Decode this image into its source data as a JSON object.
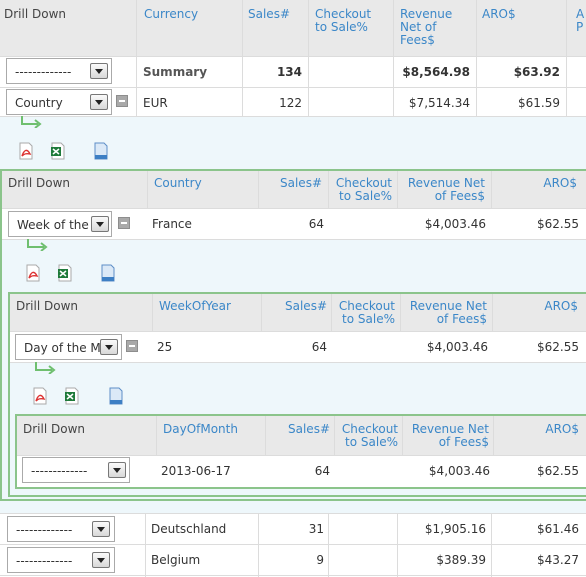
{
  "headers": {
    "drill_down": "Drill Down",
    "currency": "Currency",
    "sales": "Sales#",
    "checkout": "Checkout to Sale%",
    "revenue": "Revenue Net of Fees$",
    "aro": "ARO$",
    "extra": "A P",
    "country": "Country",
    "week_of_year": "WeekOfYear",
    "day_of_month": "DayOfMonth"
  },
  "summary_row": {
    "select": "-------------",
    "label": "Summary",
    "sales": "134",
    "revenue": "$8,564.98",
    "aro": "$63.92"
  },
  "eur_row": {
    "select": "Country",
    "currency": "EUR",
    "sales": "122",
    "revenue": "$7,514.34",
    "aro": "$61.59"
  },
  "france_row": {
    "select": "Week of the Y",
    "country": "France",
    "sales": "64",
    "revenue": "$4,003.46",
    "aro": "$62.55"
  },
  "week_row": {
    "select": "Day of the Mo",
    "week": "25",
    "sales": "64",
    "revenue": "$4,003.46",
    "aro": "$62.55"
  },
  "day_row": {
    "select": "-------------",
    "date": "2013-06-17",
    "sales": "64",
    "revenue": "$4,003.46",
    "aro": "$62.55"
  },
  "deutschland_row": {
    "select": "-------------",
    "country": "Deutschland",
    "sales": "31",
    "revenue": "$1,905.16",
    "aro": "$61.46"
  },
  "belgium_row": {
    "select": "-------------",
    "country": "Belgium",
    "sales": "9",
    "revenue": "$389.39",
    "aro": "$43.27"
  },
  "icons": [
    "pdf-icon",
    "excel-icon",
    "document-icon"
  ],
  "colors": {
    "header_bg": "#e9e9e9",
    "header_text": "#3b87c8",
    "panel_bg": "#eef7fb",
    "border_green": "#8bc48b"
  }
}
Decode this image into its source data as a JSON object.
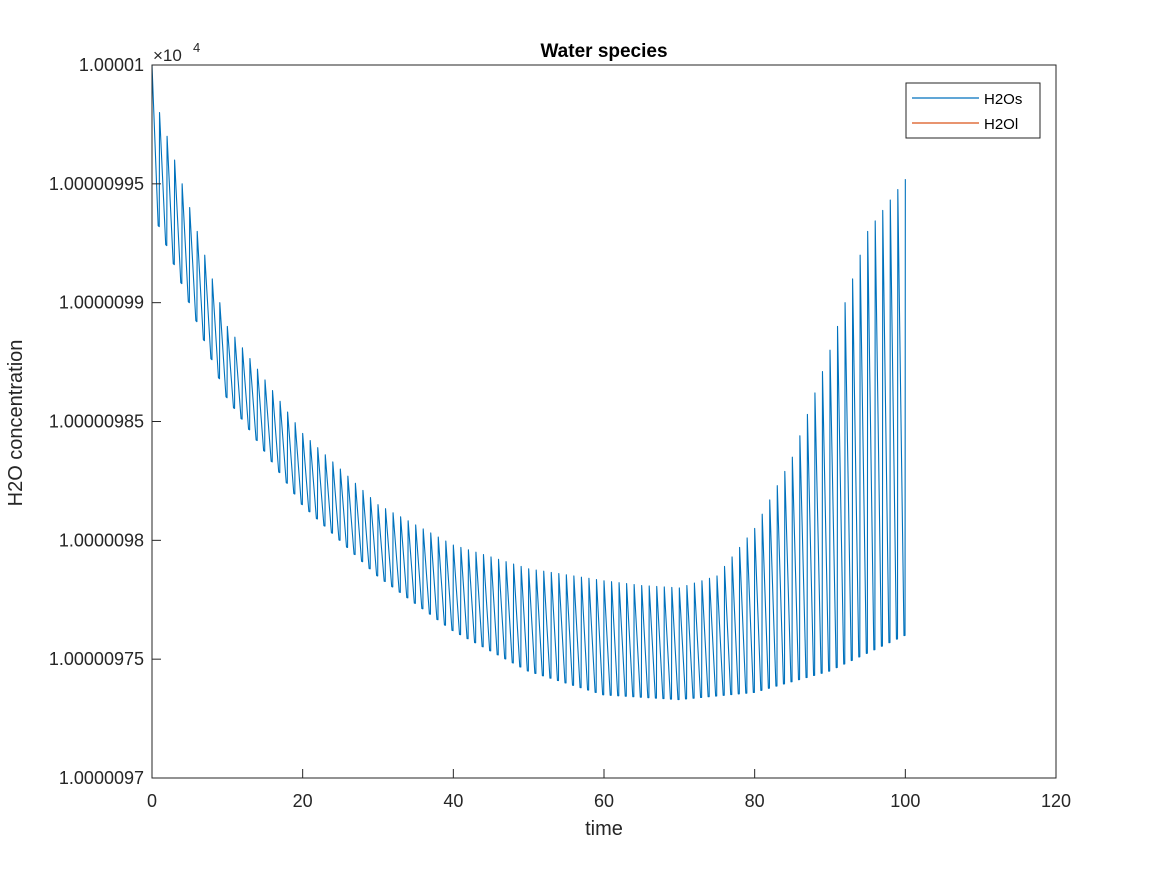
{
  "chart_data": {
    "type": "line",
    "title": "Water species",
    "xlabel": "time",
    "ylabel": "H2O concentration",
    "exponent_base": "×10",
    "exponent_power": "4",
    "xlim": [
      0,
      120
    ],
    "ylim": [
      1.0000097,
      1.00001
    ],
    "x_ticks": [
      0,
      20,
      40,
      60,
      80,
      100,
      120
    ],
    "x_tick_labels": [
      "0",
      "20",
      "40",
      "60",
      "80",
      "100",
      "120"
    ],
    "y_ticks": [
      1.0000097,
      1.00000975,
      1.0000098,
      1.00000985,
      1.0000099,
      1.00000995,
      1.00001
    ],
    "y_tick_labels": [
      "1.0000097",
      "1.00000975",
      "1.0000098",
      "1.00000985",
      "1.0000099",
      "1.00000995",
      "1.00001"
    ],
    "grid": false,
    "legend_position": "top-right",
    "oscillation_period": 1.0,
    "series": [
      {
        "name": "H2Os",
        "color": "#0072bd",
        "kind": "sawtooth",
        "x_range": [
          0,
          100
        ],
        "trough_x": [
          0,
          10,
          20,
          30,
          40,
          50,
          60,
          70,
          80,
          90,
          100
        ],
        "trough_y": [
          1.00000994,
          1.00000986,
          1.000009815,
          1.000009785,
          1.000009762,
          1.000009745,
          1.000009735,
          1.000009733,
          1.000009736,
          1.000009745,
          1.00000976
        ],
        "peak_x": [
          0,
          1,
          3,
          5,
          10,
          20,
          30,
          40,
          50,
          60,
          65,
          70,
          75,
          80,
          85,
          90,
          95,
          100
        ],
        "peak_y": [
          1.00001,
          1.00000998,
          1.00000996,
          1.00000994,
          1.00000989,
          1.000009845,
          1.000009815,
          1.000009798,
          1.000009788,
          1.000009783,
          1.000009781,
          1.00000978,
          1.000009785,
          1.000009805,
          1.000009835,
          1.00000988,
          1.00000993,
          1.000009952
        ]
      },
      {
        "name": "H2Ol",
        "color": "#d95319",
        "kind": "line",
        "x": [
          0,
          100
        ],
        "y": [
          1.00001,
          1.00001
        ]
      }
    ]
  }
}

------------------------------------

§ EXERCISE DESCRIPTION
From the entries above, collect every line with the string "revenue" in it.

§ EXERCISE RESPONSE
    "revenue": "Revenue Net of Fees$",
    "revenue": "$8,564.98",
    "revenue": "$7,514.34",
    "revenue": "$4,003.46",
    "revenue": "$4,003.46",
    "revenue": "$4,003.46",
    "revenue": "$1,905.16",
    "revenue": "$389.39",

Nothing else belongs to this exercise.